▶ _Short task_
The complete listing should be restated exactly.

start

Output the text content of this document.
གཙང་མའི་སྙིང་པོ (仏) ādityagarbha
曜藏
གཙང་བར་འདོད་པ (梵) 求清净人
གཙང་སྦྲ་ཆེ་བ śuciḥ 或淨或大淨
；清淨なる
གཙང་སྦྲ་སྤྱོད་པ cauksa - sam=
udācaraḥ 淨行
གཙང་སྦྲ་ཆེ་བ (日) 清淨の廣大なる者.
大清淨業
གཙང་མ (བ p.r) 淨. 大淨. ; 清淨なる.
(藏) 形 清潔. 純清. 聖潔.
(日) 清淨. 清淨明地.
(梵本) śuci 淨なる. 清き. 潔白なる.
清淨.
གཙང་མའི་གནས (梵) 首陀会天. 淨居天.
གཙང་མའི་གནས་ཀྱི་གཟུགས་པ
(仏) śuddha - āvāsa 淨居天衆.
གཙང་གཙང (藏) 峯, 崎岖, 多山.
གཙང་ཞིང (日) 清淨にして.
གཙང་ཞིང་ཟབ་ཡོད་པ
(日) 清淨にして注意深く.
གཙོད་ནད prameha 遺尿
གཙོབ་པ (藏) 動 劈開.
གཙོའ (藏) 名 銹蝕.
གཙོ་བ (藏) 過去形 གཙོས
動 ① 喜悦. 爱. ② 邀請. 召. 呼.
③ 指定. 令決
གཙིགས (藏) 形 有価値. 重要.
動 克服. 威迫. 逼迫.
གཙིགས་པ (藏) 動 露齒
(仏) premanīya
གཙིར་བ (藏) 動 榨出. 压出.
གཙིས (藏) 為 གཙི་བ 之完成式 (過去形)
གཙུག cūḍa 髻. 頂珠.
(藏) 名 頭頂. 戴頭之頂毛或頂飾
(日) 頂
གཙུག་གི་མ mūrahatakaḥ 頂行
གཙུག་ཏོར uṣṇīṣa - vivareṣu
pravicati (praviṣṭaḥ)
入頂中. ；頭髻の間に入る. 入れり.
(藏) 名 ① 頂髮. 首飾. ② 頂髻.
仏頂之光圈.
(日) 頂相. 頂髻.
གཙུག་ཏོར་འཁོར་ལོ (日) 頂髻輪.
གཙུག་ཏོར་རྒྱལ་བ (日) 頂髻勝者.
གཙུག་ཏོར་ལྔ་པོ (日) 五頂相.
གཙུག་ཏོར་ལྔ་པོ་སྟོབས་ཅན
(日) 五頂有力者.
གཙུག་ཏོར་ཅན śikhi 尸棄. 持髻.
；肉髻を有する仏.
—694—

end

▶ _Answer below_
Output the text content of this document.
གཙང་མའི་སྙིང་པོ (仏) ādityagarbha
曜藏
གཙང་བར་འདོད་པ (梵) 求清净人
གཙང་སྦྲ་ཆེ་བ śuciḥ 或淨或大淨
；清淨なる
གཙང་སྦྲ་སྤྱོད་པ cauksa - sam=
udācaraḥ 淨行
གཙང་སྦྲ་ཆེ་བ (日) 清淨の廣大なる者.
大清淨業
གཙང་མ (བ p.r) 淨. 大淨. ; 清淨なる.
(藏) 形 清潔. 純清. 聖潔.
(日) 清淨. 清淨明地.
(梵本) śuci 淨なる. 清き. 潔白なる.
清淨.
གཙང་མའི་གནས (梵) 首陀会天. 淨居天.
གཙང་མའི་གནས་ཀྱི་གཟུགས་པ
(仏) śuddha - āvāsa 淨居天衆.
གཙང་གཙང (藏) 峯, 崎岖, 多山.
གཙང་ཞིང (日) 清淨にして.
གཙང་ཞིང་ཟབ་ཡོད་པ
(日) 清淨にして注意深く.
གཙོད་ནད prameha 遺尿
གཙོབ་པ (藏) 動 劈開.
གཙོའ (藏) 名 銹蝕.
གཙོ་བ (藏) 過去形 གཙོས
動 ① 喜悦. 爱. ② 邀請. 召. 呼.
③ 指定. 令決
གཙིགས (藏) 形 有価値. 重要.
動 克服. 威迫. 逼迫.
གཙིགས་པ (藏) 動 露齒
(仏) premanīya
གཙིར་བ (藏) 動 榨出. 压出.
གཙིས (藏) 為 གཙི་བ 之完成式 (過去形)
གཙུག cūḍa 髻. 頂珠.
(藏) 名 頭頂. 戴頭之頂毛或頂飾
(日) 頂
གཙུག་གི་མ mūrahatakaḥ 頂行
གཙུག་ཏོར uṣṇīṣa - vivareṣu
pravicati (praviṣṭaḥ)
入頂中. ；頭髻の間に入る. 入れり.
(藏) 名 ① 頂髮. 首飾. ② 頂髻.
仏頂之光圈.
(日) 頂相. 頂髻.
གཙུག་ཏོར་འཁོར་ལོ (日) 頂髻輪.
གཙུག་ཏོར་རྒྱལ་བ (日) 頂髻勝者.
གཙུག་ཏོར་ལྔ་པོ (日) 五頂相.
གཙུག་ཏོར་ལྔ་པོ་སྟོབས་ཅན
(日) 五頂有力者.
གཙུག་ཏོར་ཅན śikhi 尸棄. 持髻.
；肉髻を有する仏.
—694—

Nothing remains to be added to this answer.